Collection entries

>> START

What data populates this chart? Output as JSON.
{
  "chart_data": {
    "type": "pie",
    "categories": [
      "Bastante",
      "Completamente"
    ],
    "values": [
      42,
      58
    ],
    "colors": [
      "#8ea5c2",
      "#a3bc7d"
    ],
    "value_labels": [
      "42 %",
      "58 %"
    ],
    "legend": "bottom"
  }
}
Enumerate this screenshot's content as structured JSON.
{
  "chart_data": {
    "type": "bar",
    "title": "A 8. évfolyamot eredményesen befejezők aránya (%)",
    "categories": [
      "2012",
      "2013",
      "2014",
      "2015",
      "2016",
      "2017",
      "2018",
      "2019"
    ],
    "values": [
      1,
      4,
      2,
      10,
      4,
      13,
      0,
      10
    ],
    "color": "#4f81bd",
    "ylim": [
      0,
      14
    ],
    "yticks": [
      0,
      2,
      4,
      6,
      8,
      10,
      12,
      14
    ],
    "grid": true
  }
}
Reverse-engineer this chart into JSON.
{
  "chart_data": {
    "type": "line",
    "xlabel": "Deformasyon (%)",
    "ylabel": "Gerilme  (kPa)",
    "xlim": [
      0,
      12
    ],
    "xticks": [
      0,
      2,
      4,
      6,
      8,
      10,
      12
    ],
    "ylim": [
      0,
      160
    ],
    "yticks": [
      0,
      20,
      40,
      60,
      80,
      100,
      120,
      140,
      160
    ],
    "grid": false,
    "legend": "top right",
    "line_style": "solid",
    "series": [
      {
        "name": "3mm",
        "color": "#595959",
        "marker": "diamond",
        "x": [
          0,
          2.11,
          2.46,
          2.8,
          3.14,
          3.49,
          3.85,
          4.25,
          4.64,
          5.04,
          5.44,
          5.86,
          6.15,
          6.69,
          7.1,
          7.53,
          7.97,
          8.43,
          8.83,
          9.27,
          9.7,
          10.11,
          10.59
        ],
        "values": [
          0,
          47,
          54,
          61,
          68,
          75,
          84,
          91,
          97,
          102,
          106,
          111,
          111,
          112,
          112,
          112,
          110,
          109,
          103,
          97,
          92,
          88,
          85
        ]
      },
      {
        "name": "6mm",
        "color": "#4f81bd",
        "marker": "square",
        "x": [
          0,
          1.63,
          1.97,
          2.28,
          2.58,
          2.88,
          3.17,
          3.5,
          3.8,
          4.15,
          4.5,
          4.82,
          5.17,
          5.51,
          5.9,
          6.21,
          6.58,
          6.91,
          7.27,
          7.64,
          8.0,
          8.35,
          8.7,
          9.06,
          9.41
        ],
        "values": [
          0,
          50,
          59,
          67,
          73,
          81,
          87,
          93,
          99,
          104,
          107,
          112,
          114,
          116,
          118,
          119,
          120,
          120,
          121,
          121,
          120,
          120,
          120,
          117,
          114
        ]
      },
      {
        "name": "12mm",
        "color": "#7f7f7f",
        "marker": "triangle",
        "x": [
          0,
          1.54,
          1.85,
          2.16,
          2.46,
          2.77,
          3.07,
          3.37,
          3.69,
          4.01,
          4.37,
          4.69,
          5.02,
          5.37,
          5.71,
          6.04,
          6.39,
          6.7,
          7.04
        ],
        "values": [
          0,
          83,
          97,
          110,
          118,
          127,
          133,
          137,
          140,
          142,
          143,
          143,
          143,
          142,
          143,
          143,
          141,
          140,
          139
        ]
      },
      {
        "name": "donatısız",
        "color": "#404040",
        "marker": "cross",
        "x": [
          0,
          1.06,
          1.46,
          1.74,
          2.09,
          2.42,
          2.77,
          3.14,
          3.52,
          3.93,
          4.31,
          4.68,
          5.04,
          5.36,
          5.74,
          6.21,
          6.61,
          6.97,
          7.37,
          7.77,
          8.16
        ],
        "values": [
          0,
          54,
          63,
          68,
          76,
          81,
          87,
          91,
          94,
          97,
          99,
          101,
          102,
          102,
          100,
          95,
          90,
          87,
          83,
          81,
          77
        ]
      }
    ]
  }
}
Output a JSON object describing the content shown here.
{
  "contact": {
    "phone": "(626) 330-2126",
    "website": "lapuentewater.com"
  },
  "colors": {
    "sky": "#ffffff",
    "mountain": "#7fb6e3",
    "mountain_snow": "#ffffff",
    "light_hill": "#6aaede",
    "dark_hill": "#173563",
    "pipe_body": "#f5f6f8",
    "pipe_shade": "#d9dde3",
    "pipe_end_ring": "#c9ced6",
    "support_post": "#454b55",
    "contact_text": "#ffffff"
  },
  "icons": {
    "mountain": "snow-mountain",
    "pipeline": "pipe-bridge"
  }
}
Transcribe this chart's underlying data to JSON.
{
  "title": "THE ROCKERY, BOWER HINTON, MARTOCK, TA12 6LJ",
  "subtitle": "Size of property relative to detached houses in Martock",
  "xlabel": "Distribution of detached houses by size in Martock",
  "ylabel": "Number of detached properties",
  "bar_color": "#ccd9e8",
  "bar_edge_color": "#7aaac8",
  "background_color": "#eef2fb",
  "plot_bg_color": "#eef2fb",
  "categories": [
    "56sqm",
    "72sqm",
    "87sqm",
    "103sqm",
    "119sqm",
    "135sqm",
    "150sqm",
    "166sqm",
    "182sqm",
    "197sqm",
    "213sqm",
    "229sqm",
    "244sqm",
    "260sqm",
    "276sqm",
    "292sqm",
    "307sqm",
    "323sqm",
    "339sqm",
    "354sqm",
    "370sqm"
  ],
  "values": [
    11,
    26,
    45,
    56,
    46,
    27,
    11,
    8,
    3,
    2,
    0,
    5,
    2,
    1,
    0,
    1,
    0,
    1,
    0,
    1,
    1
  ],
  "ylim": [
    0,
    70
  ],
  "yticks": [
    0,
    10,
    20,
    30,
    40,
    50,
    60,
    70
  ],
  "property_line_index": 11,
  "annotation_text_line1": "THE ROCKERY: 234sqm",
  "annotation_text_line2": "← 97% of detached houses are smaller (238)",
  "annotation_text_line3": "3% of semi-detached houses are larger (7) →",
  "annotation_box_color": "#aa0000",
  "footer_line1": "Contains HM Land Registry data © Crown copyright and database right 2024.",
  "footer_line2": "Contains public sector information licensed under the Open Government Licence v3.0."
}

>> END

### Directive
Find every line that includes the string "content". Report how many there are and nothing else.

### Reply
2